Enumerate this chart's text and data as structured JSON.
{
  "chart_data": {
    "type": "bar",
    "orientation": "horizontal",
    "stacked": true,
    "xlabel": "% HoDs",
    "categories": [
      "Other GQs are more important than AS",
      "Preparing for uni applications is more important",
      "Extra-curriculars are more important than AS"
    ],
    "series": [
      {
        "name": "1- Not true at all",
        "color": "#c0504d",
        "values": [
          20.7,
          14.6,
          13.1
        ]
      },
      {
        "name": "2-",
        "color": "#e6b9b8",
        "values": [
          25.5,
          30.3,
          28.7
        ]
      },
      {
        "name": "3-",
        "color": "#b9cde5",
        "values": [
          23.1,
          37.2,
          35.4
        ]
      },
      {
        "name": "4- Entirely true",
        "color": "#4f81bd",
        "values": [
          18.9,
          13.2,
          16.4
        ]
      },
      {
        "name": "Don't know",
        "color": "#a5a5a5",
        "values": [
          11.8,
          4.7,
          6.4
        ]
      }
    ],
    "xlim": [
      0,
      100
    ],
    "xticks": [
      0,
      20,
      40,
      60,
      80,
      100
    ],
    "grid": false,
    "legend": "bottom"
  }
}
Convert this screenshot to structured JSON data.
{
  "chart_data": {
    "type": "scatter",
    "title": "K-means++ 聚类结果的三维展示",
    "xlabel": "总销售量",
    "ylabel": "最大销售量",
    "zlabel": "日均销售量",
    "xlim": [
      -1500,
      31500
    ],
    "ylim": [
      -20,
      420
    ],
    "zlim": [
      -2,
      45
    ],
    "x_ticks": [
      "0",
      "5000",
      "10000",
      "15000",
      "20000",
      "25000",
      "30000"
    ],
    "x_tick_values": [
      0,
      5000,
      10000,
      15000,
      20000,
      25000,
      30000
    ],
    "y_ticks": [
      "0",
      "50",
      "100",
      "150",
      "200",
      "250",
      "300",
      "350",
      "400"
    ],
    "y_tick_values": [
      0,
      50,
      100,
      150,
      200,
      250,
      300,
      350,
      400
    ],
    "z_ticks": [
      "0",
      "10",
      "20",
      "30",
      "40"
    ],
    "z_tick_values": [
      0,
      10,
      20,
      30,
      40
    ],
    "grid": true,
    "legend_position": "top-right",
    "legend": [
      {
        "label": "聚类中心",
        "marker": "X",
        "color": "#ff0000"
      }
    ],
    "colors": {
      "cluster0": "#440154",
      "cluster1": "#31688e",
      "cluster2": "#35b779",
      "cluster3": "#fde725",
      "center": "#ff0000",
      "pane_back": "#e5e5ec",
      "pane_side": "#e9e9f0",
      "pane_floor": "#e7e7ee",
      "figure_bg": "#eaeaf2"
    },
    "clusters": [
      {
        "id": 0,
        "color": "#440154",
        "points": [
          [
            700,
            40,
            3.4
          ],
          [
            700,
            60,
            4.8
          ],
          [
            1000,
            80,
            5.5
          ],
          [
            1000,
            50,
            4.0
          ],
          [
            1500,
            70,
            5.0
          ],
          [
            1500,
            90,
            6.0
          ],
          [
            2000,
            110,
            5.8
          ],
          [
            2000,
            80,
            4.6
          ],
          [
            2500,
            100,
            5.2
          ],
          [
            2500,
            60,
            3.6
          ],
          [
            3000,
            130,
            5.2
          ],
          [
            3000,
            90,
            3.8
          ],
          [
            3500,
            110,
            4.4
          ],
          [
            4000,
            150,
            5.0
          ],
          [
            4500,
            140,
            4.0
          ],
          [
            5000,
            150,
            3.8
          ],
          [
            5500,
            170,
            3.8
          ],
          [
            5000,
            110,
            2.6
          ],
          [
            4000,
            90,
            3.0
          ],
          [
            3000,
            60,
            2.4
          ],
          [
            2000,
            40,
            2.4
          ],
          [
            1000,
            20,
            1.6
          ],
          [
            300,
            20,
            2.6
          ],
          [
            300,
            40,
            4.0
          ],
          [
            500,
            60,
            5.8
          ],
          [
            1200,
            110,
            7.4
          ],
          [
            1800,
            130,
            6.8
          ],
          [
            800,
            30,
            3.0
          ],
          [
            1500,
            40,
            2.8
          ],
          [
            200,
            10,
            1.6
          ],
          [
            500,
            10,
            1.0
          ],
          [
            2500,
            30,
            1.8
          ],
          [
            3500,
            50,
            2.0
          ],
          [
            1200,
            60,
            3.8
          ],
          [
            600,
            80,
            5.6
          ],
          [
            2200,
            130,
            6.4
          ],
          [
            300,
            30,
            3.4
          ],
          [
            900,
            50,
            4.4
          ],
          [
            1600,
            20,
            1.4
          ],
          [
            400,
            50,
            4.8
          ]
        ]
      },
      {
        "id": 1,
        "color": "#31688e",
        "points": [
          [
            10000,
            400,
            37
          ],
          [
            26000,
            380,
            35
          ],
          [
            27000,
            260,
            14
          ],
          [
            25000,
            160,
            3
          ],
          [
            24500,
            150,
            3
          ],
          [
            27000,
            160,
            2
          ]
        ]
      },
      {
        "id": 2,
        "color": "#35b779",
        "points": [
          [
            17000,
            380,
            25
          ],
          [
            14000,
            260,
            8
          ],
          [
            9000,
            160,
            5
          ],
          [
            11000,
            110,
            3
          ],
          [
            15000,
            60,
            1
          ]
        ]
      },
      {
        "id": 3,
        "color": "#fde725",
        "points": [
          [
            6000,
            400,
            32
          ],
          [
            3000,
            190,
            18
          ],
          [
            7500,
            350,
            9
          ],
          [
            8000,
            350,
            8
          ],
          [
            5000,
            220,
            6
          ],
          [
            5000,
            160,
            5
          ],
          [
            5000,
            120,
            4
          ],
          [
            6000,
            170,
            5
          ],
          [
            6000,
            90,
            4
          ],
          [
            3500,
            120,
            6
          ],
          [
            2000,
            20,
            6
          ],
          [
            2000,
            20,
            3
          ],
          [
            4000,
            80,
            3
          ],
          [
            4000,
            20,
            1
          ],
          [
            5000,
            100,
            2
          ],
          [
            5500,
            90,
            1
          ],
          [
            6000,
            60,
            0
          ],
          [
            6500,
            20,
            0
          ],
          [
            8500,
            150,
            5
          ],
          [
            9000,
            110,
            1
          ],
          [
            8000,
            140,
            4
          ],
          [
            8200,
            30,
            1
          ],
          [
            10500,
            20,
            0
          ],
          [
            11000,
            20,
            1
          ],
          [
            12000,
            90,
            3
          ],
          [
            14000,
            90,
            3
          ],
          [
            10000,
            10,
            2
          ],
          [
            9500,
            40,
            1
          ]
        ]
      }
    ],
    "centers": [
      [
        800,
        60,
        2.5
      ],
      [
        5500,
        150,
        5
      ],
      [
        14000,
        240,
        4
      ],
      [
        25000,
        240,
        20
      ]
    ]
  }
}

=-=-=-=-=

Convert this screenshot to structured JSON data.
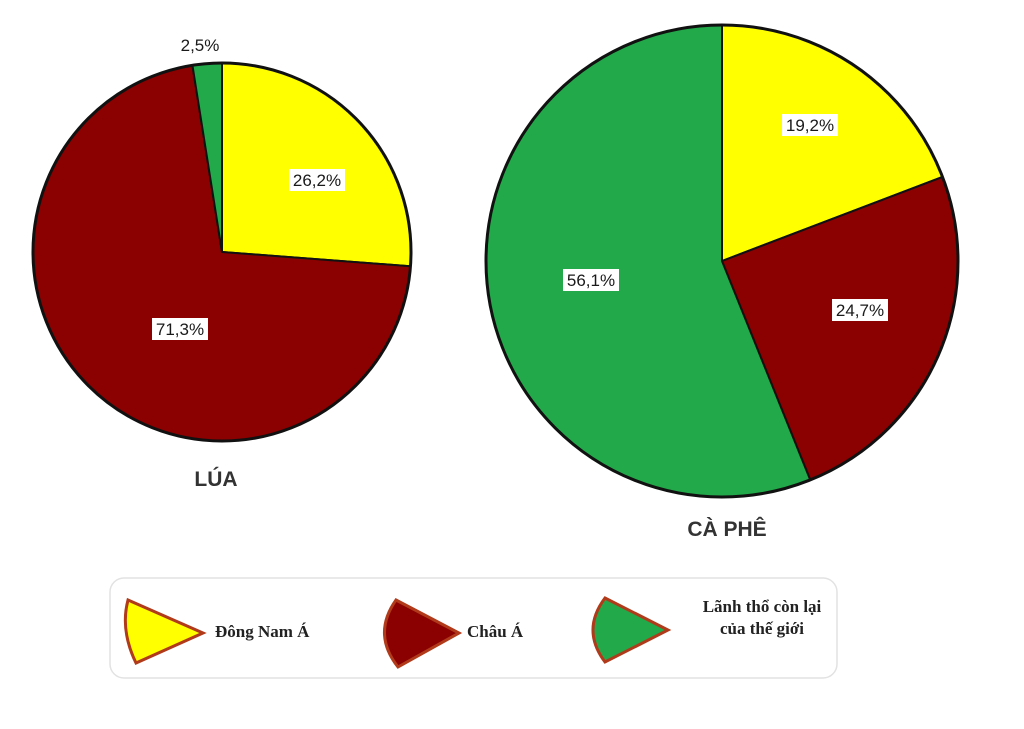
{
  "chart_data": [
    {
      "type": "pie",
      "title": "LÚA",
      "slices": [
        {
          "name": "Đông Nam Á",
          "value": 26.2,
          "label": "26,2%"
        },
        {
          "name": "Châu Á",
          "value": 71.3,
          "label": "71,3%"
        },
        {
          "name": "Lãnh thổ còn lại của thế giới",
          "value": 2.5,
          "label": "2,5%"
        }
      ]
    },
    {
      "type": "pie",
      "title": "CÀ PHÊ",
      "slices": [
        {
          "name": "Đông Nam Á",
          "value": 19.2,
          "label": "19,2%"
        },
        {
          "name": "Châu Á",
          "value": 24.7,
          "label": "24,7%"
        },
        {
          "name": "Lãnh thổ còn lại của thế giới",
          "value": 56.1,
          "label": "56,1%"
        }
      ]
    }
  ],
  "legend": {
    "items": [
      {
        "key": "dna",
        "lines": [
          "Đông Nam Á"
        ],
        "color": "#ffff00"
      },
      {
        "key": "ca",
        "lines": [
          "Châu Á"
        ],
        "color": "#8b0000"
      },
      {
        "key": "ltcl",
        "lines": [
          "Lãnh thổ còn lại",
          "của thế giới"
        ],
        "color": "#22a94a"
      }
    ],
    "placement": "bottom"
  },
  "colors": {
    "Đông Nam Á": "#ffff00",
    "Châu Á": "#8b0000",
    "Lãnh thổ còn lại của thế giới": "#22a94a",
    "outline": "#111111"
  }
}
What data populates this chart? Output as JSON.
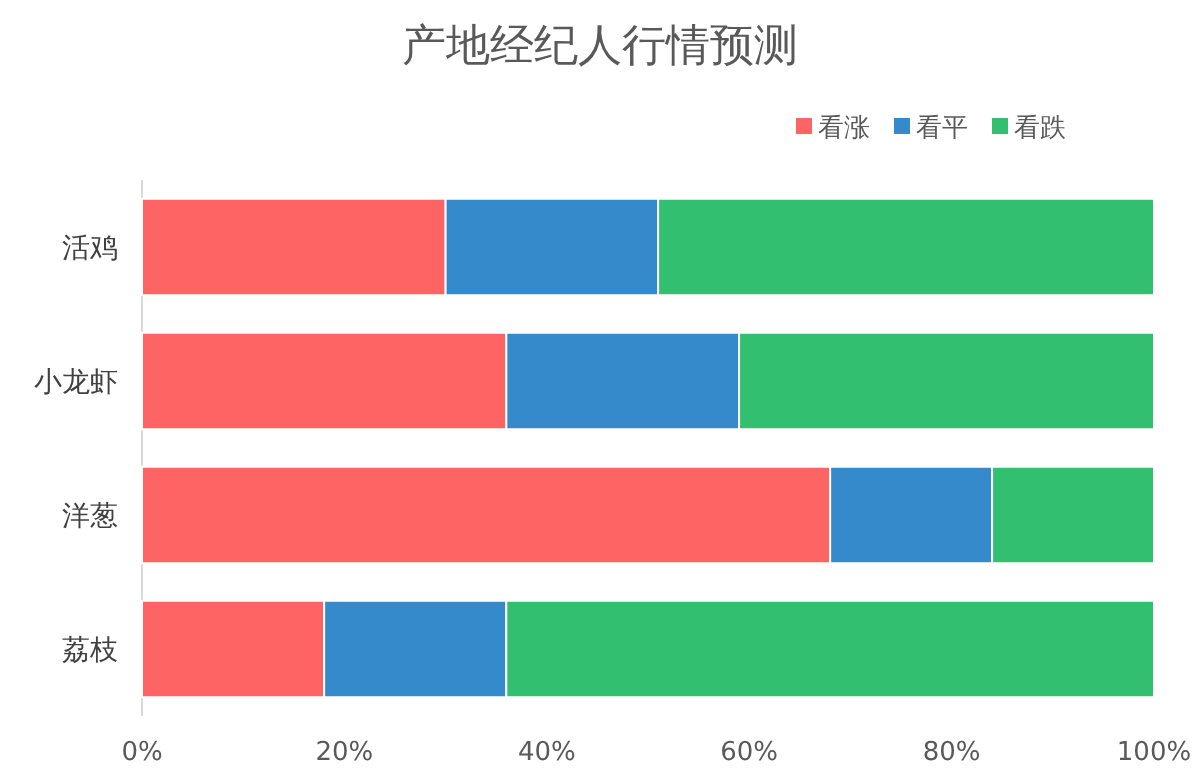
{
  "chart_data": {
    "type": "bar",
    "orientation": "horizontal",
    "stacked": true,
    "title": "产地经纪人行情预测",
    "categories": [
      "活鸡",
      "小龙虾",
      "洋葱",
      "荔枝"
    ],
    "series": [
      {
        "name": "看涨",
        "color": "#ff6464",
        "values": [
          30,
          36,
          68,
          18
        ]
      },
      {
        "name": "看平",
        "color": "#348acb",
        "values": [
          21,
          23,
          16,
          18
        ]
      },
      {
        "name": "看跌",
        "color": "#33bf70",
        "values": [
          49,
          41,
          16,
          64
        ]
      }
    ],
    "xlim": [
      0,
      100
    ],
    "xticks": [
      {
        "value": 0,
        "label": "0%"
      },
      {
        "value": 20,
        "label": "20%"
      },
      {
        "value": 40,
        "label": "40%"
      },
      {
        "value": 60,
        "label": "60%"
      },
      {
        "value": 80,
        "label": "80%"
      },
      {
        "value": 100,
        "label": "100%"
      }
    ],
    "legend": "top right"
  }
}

=-=-=-=-=

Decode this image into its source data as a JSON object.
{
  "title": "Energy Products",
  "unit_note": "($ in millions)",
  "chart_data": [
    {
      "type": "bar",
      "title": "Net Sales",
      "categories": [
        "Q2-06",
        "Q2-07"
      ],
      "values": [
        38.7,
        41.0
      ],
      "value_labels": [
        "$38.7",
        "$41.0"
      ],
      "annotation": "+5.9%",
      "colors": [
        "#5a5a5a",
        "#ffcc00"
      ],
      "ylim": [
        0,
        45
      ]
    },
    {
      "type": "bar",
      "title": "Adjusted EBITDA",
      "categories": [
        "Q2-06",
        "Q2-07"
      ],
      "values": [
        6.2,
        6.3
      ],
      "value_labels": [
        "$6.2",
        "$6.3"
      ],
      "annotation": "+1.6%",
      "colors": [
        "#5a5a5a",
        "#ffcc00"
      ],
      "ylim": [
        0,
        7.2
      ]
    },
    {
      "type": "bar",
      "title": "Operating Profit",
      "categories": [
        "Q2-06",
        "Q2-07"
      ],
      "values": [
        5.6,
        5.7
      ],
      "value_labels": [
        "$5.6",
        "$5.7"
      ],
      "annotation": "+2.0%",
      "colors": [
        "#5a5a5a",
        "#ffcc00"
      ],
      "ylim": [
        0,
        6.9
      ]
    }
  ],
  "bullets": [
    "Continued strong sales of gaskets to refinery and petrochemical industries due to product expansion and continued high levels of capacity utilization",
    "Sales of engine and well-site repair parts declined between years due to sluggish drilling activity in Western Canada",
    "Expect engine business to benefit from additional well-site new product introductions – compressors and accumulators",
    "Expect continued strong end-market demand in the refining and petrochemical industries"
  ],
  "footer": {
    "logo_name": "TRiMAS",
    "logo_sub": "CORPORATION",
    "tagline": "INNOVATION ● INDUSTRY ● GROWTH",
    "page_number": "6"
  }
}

=-=-=-=-=

- _Written request_
Pick out each line containing "this" and report it.

- _Expected answer_
Enumerate this chart's text and data as structured JSON.
Convert this screenshot to structured JSON data.
Convert this screenshot to structured JSON data.
What data populates this chart? Output as JSON.
Decode this image into its source data as a JSON object.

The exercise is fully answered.